#### WORK REQUIRED:
Report how many lines contain the word "screenshot"; answer with the number only.

### TASK MATERIAL

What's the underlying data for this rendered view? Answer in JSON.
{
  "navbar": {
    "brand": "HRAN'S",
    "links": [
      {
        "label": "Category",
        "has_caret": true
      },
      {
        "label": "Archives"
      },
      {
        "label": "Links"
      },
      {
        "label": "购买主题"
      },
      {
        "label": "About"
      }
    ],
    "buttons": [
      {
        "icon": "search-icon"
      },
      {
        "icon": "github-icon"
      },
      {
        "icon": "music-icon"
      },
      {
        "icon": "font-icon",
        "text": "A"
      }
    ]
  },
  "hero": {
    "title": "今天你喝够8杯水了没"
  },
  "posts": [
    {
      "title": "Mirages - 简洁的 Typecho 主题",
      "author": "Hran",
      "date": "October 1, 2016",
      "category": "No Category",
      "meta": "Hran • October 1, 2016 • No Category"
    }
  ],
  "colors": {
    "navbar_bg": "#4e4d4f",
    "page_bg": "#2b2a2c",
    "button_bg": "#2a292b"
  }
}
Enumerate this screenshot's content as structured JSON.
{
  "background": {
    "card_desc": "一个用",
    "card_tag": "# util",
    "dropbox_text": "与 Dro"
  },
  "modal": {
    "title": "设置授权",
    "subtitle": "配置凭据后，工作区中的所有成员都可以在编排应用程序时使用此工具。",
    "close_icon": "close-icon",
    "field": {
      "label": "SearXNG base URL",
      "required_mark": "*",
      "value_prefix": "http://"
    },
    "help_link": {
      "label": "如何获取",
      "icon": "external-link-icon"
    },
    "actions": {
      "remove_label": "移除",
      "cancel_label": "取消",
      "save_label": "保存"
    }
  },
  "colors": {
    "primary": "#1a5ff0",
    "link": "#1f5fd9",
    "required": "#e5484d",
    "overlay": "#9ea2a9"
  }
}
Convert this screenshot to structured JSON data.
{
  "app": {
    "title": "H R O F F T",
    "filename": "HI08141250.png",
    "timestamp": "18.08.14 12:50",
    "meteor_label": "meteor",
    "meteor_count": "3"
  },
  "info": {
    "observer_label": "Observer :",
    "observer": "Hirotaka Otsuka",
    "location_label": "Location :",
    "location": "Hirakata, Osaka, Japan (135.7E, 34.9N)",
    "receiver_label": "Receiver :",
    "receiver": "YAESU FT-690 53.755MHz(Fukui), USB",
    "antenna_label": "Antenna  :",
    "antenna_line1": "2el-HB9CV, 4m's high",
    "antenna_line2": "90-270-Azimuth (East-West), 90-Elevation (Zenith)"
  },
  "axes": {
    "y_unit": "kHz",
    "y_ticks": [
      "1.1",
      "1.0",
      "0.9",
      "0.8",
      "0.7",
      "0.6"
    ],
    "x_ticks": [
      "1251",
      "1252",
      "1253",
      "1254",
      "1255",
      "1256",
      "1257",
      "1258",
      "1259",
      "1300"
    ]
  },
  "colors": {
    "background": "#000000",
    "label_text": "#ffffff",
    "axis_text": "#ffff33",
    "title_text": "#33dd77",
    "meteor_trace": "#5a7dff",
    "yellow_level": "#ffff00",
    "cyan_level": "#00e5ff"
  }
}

######

#### RIGHT ANSWER:
2